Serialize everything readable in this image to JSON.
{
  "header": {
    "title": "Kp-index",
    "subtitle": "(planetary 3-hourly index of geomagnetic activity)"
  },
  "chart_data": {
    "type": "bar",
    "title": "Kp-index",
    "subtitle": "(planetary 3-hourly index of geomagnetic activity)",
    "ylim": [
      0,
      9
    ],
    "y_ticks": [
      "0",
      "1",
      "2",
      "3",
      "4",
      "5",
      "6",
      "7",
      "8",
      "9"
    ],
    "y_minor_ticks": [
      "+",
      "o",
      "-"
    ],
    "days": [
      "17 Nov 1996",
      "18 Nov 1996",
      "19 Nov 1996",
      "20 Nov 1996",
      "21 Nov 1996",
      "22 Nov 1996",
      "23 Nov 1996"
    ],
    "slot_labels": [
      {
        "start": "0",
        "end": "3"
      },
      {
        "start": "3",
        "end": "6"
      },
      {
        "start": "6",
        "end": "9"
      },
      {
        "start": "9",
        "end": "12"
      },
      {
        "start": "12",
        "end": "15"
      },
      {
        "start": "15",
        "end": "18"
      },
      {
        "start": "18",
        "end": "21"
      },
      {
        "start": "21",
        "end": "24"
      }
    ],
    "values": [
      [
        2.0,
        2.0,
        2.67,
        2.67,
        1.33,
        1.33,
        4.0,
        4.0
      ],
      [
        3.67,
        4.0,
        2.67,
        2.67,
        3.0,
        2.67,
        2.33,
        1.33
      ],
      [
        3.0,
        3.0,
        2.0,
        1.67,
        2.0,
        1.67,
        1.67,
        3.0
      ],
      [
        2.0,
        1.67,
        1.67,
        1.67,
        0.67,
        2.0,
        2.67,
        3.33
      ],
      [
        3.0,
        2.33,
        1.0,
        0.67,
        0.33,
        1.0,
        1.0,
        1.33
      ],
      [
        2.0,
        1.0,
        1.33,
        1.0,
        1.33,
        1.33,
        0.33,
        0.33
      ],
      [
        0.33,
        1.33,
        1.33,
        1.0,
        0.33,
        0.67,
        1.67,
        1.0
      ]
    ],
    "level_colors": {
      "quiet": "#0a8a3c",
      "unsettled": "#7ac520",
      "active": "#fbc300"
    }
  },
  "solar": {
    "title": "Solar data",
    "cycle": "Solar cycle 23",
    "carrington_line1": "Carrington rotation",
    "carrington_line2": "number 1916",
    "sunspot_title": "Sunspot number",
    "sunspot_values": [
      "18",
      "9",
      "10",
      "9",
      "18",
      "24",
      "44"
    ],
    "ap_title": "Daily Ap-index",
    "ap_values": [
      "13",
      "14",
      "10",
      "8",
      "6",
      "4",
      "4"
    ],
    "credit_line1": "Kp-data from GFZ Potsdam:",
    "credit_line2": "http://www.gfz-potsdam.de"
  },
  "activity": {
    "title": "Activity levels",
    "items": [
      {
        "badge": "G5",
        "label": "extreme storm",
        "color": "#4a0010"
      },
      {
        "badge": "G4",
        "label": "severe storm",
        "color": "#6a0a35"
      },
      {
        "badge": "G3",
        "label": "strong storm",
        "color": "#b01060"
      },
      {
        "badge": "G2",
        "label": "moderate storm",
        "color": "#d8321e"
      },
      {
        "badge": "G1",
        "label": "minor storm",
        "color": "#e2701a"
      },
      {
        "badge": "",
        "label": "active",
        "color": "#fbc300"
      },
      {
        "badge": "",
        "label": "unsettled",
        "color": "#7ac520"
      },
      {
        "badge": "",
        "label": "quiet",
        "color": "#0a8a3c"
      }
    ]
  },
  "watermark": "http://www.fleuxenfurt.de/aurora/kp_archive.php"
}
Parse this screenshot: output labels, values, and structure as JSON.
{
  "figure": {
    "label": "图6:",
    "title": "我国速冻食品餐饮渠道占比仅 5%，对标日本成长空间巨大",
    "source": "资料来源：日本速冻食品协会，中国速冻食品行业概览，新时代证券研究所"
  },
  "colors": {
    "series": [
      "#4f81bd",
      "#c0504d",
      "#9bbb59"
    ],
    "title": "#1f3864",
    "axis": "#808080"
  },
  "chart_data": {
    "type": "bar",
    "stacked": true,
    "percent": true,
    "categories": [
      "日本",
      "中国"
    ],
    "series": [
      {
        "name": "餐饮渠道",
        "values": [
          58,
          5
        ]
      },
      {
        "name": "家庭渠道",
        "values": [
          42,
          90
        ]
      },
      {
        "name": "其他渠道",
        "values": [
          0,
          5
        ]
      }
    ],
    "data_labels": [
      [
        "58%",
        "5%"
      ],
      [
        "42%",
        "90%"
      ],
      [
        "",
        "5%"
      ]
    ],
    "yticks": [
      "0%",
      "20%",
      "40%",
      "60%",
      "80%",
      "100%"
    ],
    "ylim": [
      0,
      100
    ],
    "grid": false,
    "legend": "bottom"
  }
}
────
* AIM *
Your answer should be a single number: how many lines in the data above include "storm"?

* TASK RESULT *
5